──────── Given records ────────

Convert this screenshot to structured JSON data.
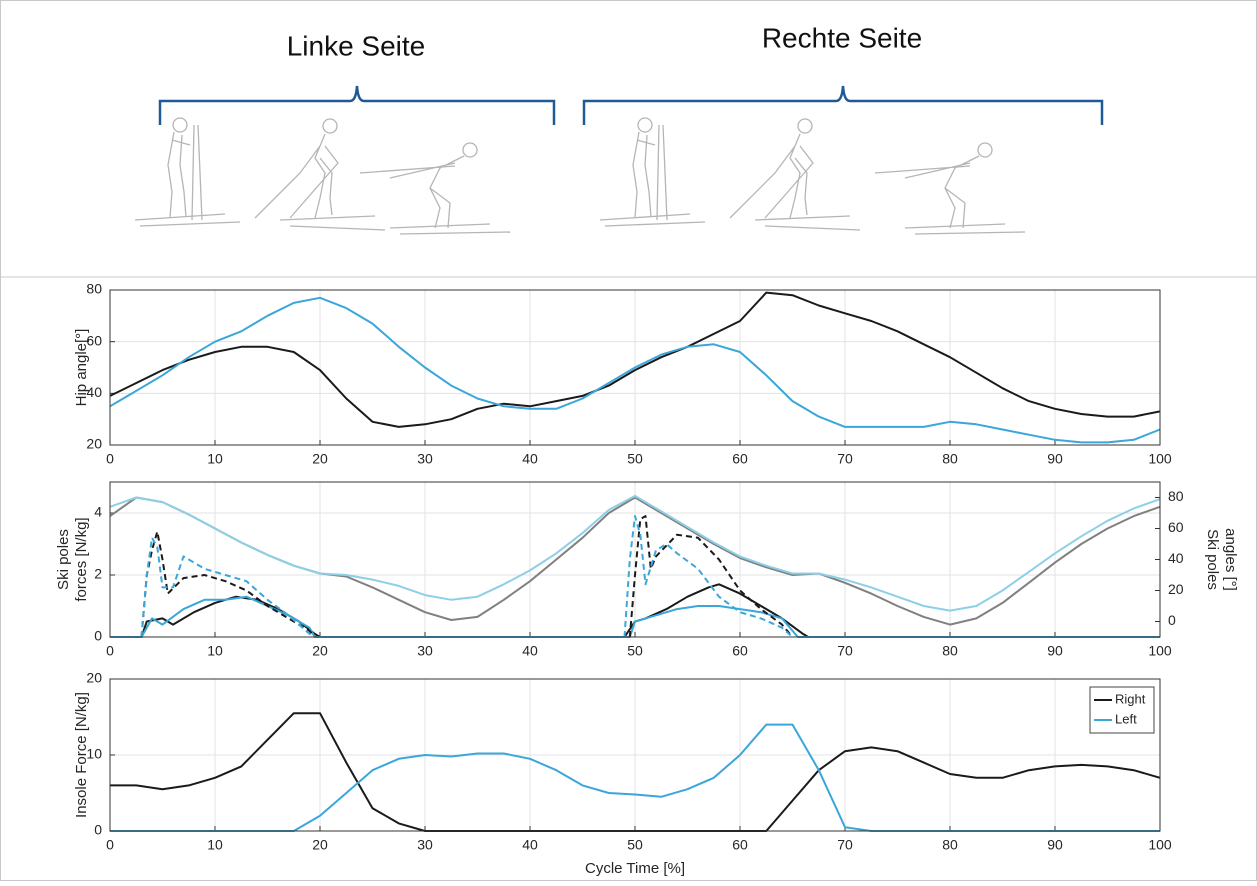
{
  "header": {
    "left": "Linke Seite",
    "right": "Rechte Seite"
  },
  "chart_data": [
    {
      "type": "line",
      "ylabel": [
        "Hip angle[°]"
      ],
      "x": [
        0,
        2.5,
        5,
        7.5,
        10,
        12.5,
        15,
        17.5,
        20,
        22.5,
        25,
        27.5,
        30,
        32.5,
        35,
        37.5,
        40,
        42.5,
        45,
        47.5,
        50,
        52.5,
        55,
        57.5,
        60,
        62.5,
        65,
        67.5,
        70,
        72.5,
        75,
        77.5,
        80,
        82.5,
        85,
        87.5,
        90,
        92.5,
        95,
        97.5,
        100
      ],
      "xlim": [
        0,
        100
      ],
      "xticks": [
        0,
        10,
        20,
        30,
        40,
        50,
        60,
        70,
        80,
        90,
        100
      ],
      "ylim": [
        20,
        80
      ],
      "yticks": [
        20,
        40,
        60,
        80
      ],
      "grid": true,
      "series": [
        {
          "color": "#1a1a1a",
          "values": [
            39,
            44,
            49,
            53,
            56,
            58,
            58,
            56,
            49,
            38,
            29,
            27,
            28,
            30,
            34,
            36,
            35,
            37,
            39,
            43,
            49,
            54,
            58,
            63,
            68,
            79,
            78,
            74,
            71,
            68,
            64,
            59,
            54,
            48,
            42,
            37,
            34,
            32,
            31,
            31,
            33
          ]
        },
        {
          "color": "#3aa6d9",
          "values": [
            35,
            41,
            47,
            54,
            60,
            64,
            70,
            75,
            77,
            73,
            67,
            58,
            50,
            43,
            38,
            35,
            34,
            34,
            38,
            44,
            50,
            55,
            58,
            59,
            56,
            47,
            37,
            31,
            27,
            27,
            27,
            27,
            29,
            28,
            26,
            24,
            22,
            21,
            21,
            22,
            26
          ]
        }
      ]
    },
    {
      "type": "line",
      "ylabel": [
        "Ski poles",
        "forces [N/kg]"
      ],
      "y2label": [
        "Ski poles",
        "angles [°]"
      ],
      "x": [
        0,
        2.5,
        5,
        7.5,
        10,
        12.5,
        15,
        17.5,
        20,
        22.5,
        25,
        27.5,
        30,
        32.5,
        35,
        37.5,
        40,
        42.5,
        45,
        47.5,
        50,
        52.5,
        55,
        57.5,
        60,
        62.5,
        65,
        67.5,
        70,
        72.5,
        75,
        77.5,
        80,
        82.5,
        85,
        87.5,
        90,
        92.5,
        95,
        97.5,
        100
      ],
      "xlim": [
        0,
        100
      ],
      "xticks": [
        0,
        10,
        20,
        30,
        40,
        50,
        60,
        70,
        80,
        90,
        100
      ],
      "ylim": [
        0,
        5
      ],
      "yticks": [
        0,
        2,
        4
      ],
      "y2lim": [
        -10,
        90
      ],
      "y2ticks": [
        0,
        20,
        40,
        60,
        80
      ],
      "grid": true,
      "series": [
        {
          "color": "#808080",
          "axis": "y2",
          "values": [
            68,
            80,
            77,
            69,
            60,
            51,
            43,
            36,
            31,
            29,
            22,
            14,
            6,
            1,
            3,
            14,
            26,
            40,
            54,
            70,
            80,
            70,
            60,
            50,
            41,
            35,
            30,
            31,
            25,
            18,
            10,
            3,
            -2,
            2,
            12,
            25,
            38,
            50,
            60,
            68,
            74
          ]
        },
        {
          "color": "#8ecfe8",
          "axis": "y2",
          "values": [
            74,
            80,
            77,
            69,
            60,
            51,
            43,
            36,
            31,
            30,
            27,
            23,
            17,
            14,
            16,
            24,
            33,
            44,
            57,
            72,
            81,
            71,
            61,
            51,
            42,
            36,
            31,
            31,
            27,
            22,
            16,
            10,
            7,
            10,
            20,
            32,
            44,
            55,
            65,
            73,
            79
          ]
        },
        {
          "color": "#1a1a1a",
          "x": [
            0,
            3,
            3.5,
            5,
            6,
            8,
            10,
            12,
            14,
            16,
            18,
            19.5,
            20,
            48.5,
            49,
            50,
            51,
            53,
            55,
            57,
            58,
            60,
            62,
            64,
            66,
            66.5,
            100
          ],
          "values": [
            0,
            0,
            0.5,
            0.6,
            0.4,
            0.8,
            1.1,
            1.3,
            1.2,
            0.9,
            0.5,
            0.1,
            0,
            0,
            0,
            0.5,
            0.6,
            0.9,
            1.3,
            1.6,
            1.7,
            1.4,
            1.0,
            0.6,
            0.1,
            0,
            0
          ]
        },
        {
          "color": "#3aa6d9",
          "x": [
            0,
            3,
            4,
            5,
            7,
            9,
            11,
            13,
            15,
            17,
            19,
            19.5,
            48.5,
            49.5,
            50,
            52,
            54,
            56,
            58,
            60,
            62,
            64,
            65.5,
            100
          ],
          "values": [
            0,
            0,
            0.6,
            0.4,
            0.9,
            1.2,
            1.2,
            1.3,
            1.0,
            0.7,
            0.3,
            0,
            0,
            0,
            0.5,
            0.7,
            0.9,
            1.0,
            1.0,
            0.9,
            0.8,
            0.6,
            0,
            0
          ]
        },
        {
          "color": "#1a1a1a",
          "dash": true,
          "x": [
            3,
            3.5,
            4,
            4.5,
            5,
            5.5,
            7,
            9,
            11,
            13,
            15,
            17,
            19,
            19.5,
            30,
            49.5,
            50,
            50.5,
            51,
            51.5,
            52,
            54,
            56,
            58,
            60,
            62,
            64,
            65
          ],
          "values": [
            0,
            2,
            2.8,
            3.4,
            2.5,
            1.4,
            1.9,
            2.0,
            1.8,
            1.5,
            1.0,
            0.6,
            0.2,
            0,
            null,
            0,
            2,
            3.8,
            3.9,
            2.2,
            2.6,
            3.3,
            3.2,
            2.5,
            1.5,
            0.9,
            0.4,
            0
          ]
        },
        {
          "color": "#3aa6d9",
          "dash": true,
          "x": [
            3,
            3.5,
            4,
            4.5,
            5,
            6,
            7,
            9,
            11,
            13,
            15,
            17,
            19,
            19.5,
            30,
            49,
            49.5,
            50,
            50.5,
            51,
            52,
            53,
            54,
            56,
            58,
            60,
            62,
            64,
            65
          ],
          "values": [
            0,
            2,
            3.2,
            2.9,
            1.6,
            1.6,
            2.6,
            2.2,
            2.0,
            1.8,
            1.2,
            0.7,
            0.1,
            0,
            null,
            0,
            2.5,
            3.9,
            3.3,
            1.7,
            2.8,
            3.0,
            2.7,
            2.2,
            1.3,
            0.8,
            0.6,
            0.3,
            0
          ]
        }
      ]
    },
    {
      "type": "line",
      "ylabel": [
        "Insole Force [N/kg]"
      ],
      "xlabel": "Cycle Time [%]",
      "x": [
        0,
        2.5,
        5,
        7.5,
        10,
        12.5,
        15,
        17.5,
        20,
        22.5,
        25,
        27.5,
        30,
        32.5,
        35,
        37.5,
        40,
        42.5,
        45,
        47.5,
        50,
        52.5,
        55,
        57.5,
        60,
        62.5,
        65,
        67.5,
        70,
        72.5,
        75,
        77.5,
        80,
        82.5,
        85,
        87.5,
        90,
        92.5,
        95,
        97.5,
        100
      ],
      "xlim": [
        0,
        100
      ],
      "xticks": [
        0,
        10,
        20,
        30,
        40,
        50,
        60,
        70,
        80,
        90,
        100
      ],
      "ylim": [
        0,
        20
      ],
      "yticks": [
        0,
        10,
        20
      ],
      "grid": true,
      "legend": "upper right",
      "series": [
        {
          "name": "Right",
          "color": "#1a1a1a",
          "values": [
            6,
            6,
            5.5,
            6,
            7,
            8.5,
            12,
            15.5,
            15.5,
            9,
            3,
            1,
            0,
            0,
            0,
            0,
            0,
            0,
            0,
            0,
            0,
            0,
            0,
            0,
            0,
            0,
            4,
            8,
            10.5,
            11,
            10.5,
            9,
            7.5,
            7,
            7,
            8,
            8.5,
            8.7,
            8.5,
            8,
            7
          ]
        },
        {
          "name": "Left",
          "color": "#3aa6d9",
          "values": [
            0,
            0,
            0,
            0,
            0,
            0,
            0,
            0,
            2,
            5,
            8,
            9.5,
            10,
            9.8,
            10.2,
            10.2,
            9.5,
            8,
            6,
            5,
            4.8,
            4.5,
            5.5,
            7,
            10,
            14,
            14,
            8,
            0.5,
            0,
            0,
            0,
            0,
            0,
            0,
            0,
            0,
            0,
            0,
            0,
            0
          ]
        }
      ]
    }
  ]
}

────────

▸ **What is needed**: Using the material above, state how many lines include the string "Seite". Answer with a single number.

▸ **Final answer**: 2